Collected data entries:
* * *

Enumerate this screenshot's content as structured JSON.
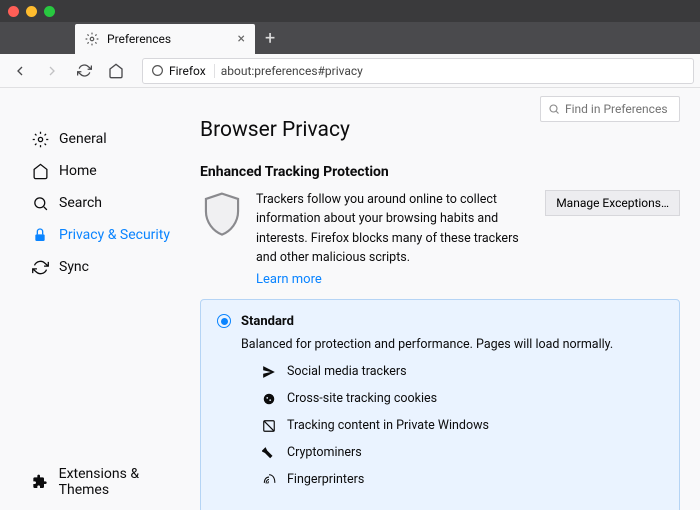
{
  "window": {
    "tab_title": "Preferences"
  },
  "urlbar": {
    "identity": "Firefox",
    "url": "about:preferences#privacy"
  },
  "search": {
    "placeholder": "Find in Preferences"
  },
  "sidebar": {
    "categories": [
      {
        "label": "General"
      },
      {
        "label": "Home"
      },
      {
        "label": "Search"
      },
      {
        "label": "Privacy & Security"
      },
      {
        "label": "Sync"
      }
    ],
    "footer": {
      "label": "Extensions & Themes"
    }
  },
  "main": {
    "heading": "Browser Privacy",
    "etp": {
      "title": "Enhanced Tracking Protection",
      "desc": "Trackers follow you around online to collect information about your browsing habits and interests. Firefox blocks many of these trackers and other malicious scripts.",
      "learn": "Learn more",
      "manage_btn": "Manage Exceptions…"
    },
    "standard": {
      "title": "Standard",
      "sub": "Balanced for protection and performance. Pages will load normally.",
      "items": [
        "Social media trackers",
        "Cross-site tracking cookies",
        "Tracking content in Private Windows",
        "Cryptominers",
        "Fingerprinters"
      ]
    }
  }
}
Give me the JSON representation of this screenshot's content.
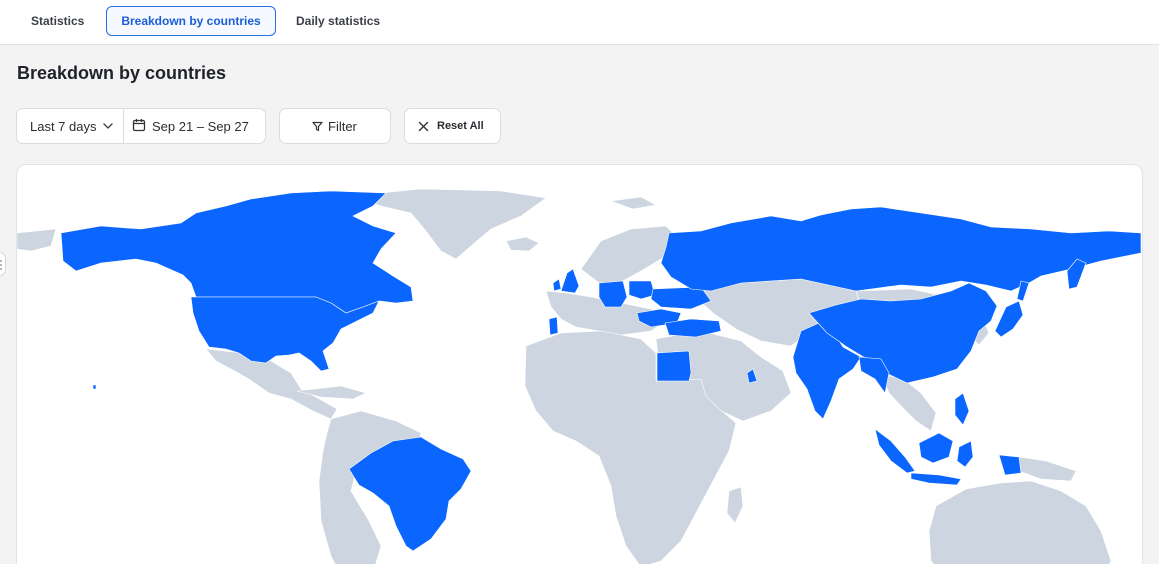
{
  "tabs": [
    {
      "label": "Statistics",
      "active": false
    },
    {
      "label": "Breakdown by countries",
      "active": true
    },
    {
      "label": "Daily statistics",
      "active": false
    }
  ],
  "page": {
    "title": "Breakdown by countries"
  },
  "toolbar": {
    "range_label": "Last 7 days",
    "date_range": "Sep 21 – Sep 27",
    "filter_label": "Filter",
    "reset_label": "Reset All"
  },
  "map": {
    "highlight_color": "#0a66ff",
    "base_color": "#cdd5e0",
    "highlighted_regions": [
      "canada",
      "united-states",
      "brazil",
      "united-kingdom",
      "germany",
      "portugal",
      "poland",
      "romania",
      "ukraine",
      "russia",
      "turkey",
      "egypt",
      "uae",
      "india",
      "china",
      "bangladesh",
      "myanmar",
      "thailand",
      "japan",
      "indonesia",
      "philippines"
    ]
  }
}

* * *

Requirement ::
Locate the word "content" in the entries, and copy every line where it is found.

Exercise response ::
Enumerate this screenshot's content as structured JSON.
        "Tracking content in Private Windows",
Give me the JSON representation of this screenshot's content.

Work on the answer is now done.